begin

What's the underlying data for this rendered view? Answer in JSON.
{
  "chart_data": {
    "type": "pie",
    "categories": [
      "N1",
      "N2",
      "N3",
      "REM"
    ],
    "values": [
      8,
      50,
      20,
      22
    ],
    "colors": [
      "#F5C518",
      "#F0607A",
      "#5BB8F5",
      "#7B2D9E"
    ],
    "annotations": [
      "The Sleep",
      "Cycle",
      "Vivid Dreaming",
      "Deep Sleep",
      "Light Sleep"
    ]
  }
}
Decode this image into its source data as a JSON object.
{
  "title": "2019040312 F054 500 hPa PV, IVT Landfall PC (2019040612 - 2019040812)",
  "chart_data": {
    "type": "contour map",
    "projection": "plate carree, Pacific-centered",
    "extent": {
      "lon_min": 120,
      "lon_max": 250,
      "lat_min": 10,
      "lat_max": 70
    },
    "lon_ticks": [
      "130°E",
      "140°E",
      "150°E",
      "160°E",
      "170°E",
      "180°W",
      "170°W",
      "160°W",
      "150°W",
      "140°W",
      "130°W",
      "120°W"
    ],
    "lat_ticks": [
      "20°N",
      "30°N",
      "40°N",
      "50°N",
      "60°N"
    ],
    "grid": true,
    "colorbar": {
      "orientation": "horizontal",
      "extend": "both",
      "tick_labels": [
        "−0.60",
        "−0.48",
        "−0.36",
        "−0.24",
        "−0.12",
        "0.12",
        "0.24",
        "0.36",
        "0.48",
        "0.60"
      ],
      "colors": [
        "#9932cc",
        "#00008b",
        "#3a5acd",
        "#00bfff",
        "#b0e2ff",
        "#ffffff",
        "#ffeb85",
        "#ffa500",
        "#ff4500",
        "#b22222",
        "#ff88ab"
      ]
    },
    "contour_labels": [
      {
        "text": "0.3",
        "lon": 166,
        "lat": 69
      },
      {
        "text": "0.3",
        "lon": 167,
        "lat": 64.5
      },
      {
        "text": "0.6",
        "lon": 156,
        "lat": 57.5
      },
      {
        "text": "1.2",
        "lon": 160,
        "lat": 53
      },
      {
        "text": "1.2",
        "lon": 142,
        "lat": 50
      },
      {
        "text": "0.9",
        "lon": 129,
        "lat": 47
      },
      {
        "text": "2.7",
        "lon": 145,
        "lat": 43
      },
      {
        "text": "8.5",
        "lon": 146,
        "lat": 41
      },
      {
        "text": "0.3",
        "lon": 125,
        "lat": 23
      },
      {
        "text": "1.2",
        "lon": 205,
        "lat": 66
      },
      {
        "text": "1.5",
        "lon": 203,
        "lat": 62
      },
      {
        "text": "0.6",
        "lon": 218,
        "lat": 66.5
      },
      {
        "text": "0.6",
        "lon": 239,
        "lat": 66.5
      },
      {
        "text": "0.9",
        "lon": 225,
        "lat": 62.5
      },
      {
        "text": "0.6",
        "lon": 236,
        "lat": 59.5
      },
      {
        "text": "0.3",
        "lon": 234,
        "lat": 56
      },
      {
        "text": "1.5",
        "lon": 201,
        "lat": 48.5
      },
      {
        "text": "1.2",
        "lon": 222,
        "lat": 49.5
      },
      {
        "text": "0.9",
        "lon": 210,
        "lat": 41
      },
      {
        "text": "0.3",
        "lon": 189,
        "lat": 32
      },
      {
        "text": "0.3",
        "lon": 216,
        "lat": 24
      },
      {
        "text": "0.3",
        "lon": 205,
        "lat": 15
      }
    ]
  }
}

end

- DIRECTIONS: Write out every entry again exactly, please, with nothing missing.

- THE OUTPUT:
What's the underlying data for this rendered view? Answer in JSON.
{
  "chart_data": {
    "type": "pie",
    "categories": [
      "N1",
      "N2",
      "N3",
      "REM"
    ],
    "values": [
      8,
      50,
      20,
      22
    ],
    "colors": [
      "#F5C518",
      "#F0607A",
      "#5BB8F5",
      "#7B2D9E"
    ],
    "annotations": [
      "The Sleep",
      "Cycle",
      "Vivid Dreaming",
      "Deep Sleep",
      "Light Sleep"
    ]
  }
}
Decode this image into its source data as a JSON object.
{
  "title": "2019040312 F054 500 hPa PV, IVT Landfall PC (2019040612 - 2019040812)",
  "chart_data": {
    "type": "contour map",
    "projection": "plate carree, Pacific-centered",
    "extent": {
      "lon_min": 120,
      "lon_max": 250,
      "lat_min": 10,
      "lat_max": 70
    },
    "lon_ticks": [
      "130°E",
      "140°E",
      "150°E",
      "160°E",
      "170°E",
      "180°W",
      "170°W",
      "160°W",
      "150°W",
      "140°W",
      "130°W",
      "120°W"
    ],
    "lat_ticks": [
      "20°N",
      "30°N",
      "40°N",
      "50°N",
      "60°N"
    ],
    "grid": true,
    "colorbar": {
      "orientation": "horizontal",
      "extend": "both",
      "tick_labels": [
        "−0.60",
        "−0.48",
        "−0.36",
        "−0.24",
        "−0.12",
        "0.12",
        "0.24",
        "0.36",
        "0.48",
        "0.60"
      ],
      "colors": [
        "#9932cc",
        "#00008b",
        "#3a5acd",
        "#00bfff",
        "#b0e2ff",
        "#ffffff",
        "#ffeb85",
        "#ffa500",
        "#ff4500",
        "#b22222",
        "#ff88ab"
      ]
    },
    "contour_labels": [
      {
        "text": "0.3",
        "lon": 166,
        "lat": 69
      },
      {
        "text": "0.3",
        "lon": 167,
        "lat": 64.5
      },
      {
        "text": "0.6",
        "lon": 156,
        "lat": 57.5
      },
      {
        "text": "1.2",
        "lon": 160,
        "lat": 53
      },
      {
        "text": "1.2",
        "lon": 142,
        "lat": 50
      },
      {
        "text": "0.9",
        "lon": 129,
        "lat": 47
      },
      {
        "text": "2.7",
        "lon": 145,
        "lat": 43
      },
      {
        "text": "8.5",
        "lon": 146,
        "lat": 41
      },
      {
        "text": "0.3",
        "lon": 125,
        "lat": 23
      },
      {
        "text": "1.2",
        "lon": 205,
        "lat": 66
      },
      {
        "text": "1.5",
        "lon": 203,
        "lat": 62
      },
      {
        "text": "0.6",
        "lon": 218,
        "lat": 66.5
      },
      {
        "text": "0.6",
        "lon": 239,
        "lat": 66.5
      },
      {
        "text": "0.9",
        "lon": 225,
        "lat": 62.5
      },
      {
        "text": "0.6",
        "lon": 236,
        "lat": 59.5
      },
      {
        "text": "0.3",
        "lon": 234,
        "lat": 56
      },
      {
        "text": "1.5",
        "lon": 201,
        "lat": 48.5
      },
      {
        "text": "1.2",
        "lon": 222,
        "lat": 49.5
      },
      {
        "text": "0.9",
        "lon": 210,
        "lat": 41
      },
      {
        "text": "0.3",
        "lon": 189,
        "lat": 32
      },
      {
        "text": "0.3",
        "lon": 216,
        "lat": 24
      },
      {
        "text": "0.3",
        "lon": 205,
        "lat": 15
      }
    ]
  }
}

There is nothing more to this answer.